▸ About this task: Search the records below for the word "true", then return every line where it appears.

▸ Dataset excerpts:
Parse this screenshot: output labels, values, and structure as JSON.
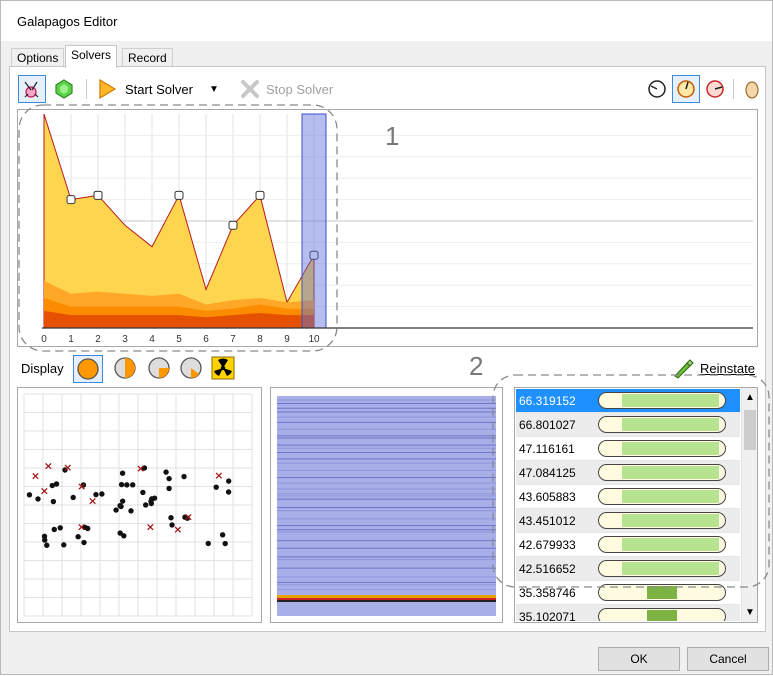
{
  "window": {
    "title": "Galapagos Editor"
  },
  "tabs": [
    {
      "label": "Options",
      "active": false
    },
    {
      "label": "Solvers",
      "active": true
    },
    {
      "label": "Record",
      "active": false
    }
  ],
  "toolbar": {
    "start_label": "Start Solver",
    "stop_label": "Stop Solver"
  },
  "annotations": {
    "one": "1",
    "two": "2"
  },
  "chart_data": {
    "type": "area",
    "categories": [
      "0",
      "1",
      "2",
      "3",
      "4",
      "5",
      "6",
      "7",
      "8",
      "9",
      "10"
    ],
    "series": [
      {
        "values": [
          100,
          60,
          62,
          48,
          38,
          62,
          18,
          48,
          62,
          12,
          34
        ]
      },
      {
        "values": [
          22,
          16,
          17,
          16,
          15,
          16,
          11,
          13,
          14,
          12,
          13
        ]
      },
      {
        "values": [
          14,
          10,
          10,
          10,
          10,
          10,
          8,
          9,
          11,
          9,
          9
        ]
      },
      {
        "values": [
          8,
          6,
          6,
          6,
          6,
          6,
          5,
          6,
          7,
          6,
          6
        ]
      }
    ],
    "ylim": [
      0,
      100
    ],
    "grid": true,
    "highlight_category": "10"
  },
  "display": {
    "label": "Display",
    "reinstate_label": "Reinstate"
  },
  "genome_list": {
    "rows": [
      {
        "value": "66.319152",
        "fill": [
          0.18,
          0.95
        ],
        "selected": true
      },
      {
        "value": "66.801027",
        "fill": [
          0.18,
          0.95
        ]
      },
      {
        "value": "47.116161",
        "fill": [
          0.18,
          0.95
        ]
      },
      {
        "value": "47.084125",
        "fill": [
          0.18,
          0.95
        ]
      },
      {
        "value": "43.605883",
        "fill": [
          0.18,
          0.95
        ]
      },
      {
        "value": "43.451012",
        "fill": [
          0.18,
          0.95
        ]
      },
      {
        "value": "42.679933",
        "fill": [
          0.18,
          0.95
        ]
      },
      {
        "value": "42.516652",
        "fill": [
          0.18,
          0.95
        ]
      },
      {
        "value": "35.358746",
        "fill": [
          0.38,
          0.62
        ],
        "dark": true
      },
      {
        "value": "35.102071",
        "fill": [
          0.38,
          0.62
        ],
        "dark": true
      }
    ]
  },
  "buttons": {
    "ok": "OK",
    "cancel": "Cancel"
  }
}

▸ Your response:
      "active": true
    "grid": true,
        "selected": true
        "dark": true
        "dark": true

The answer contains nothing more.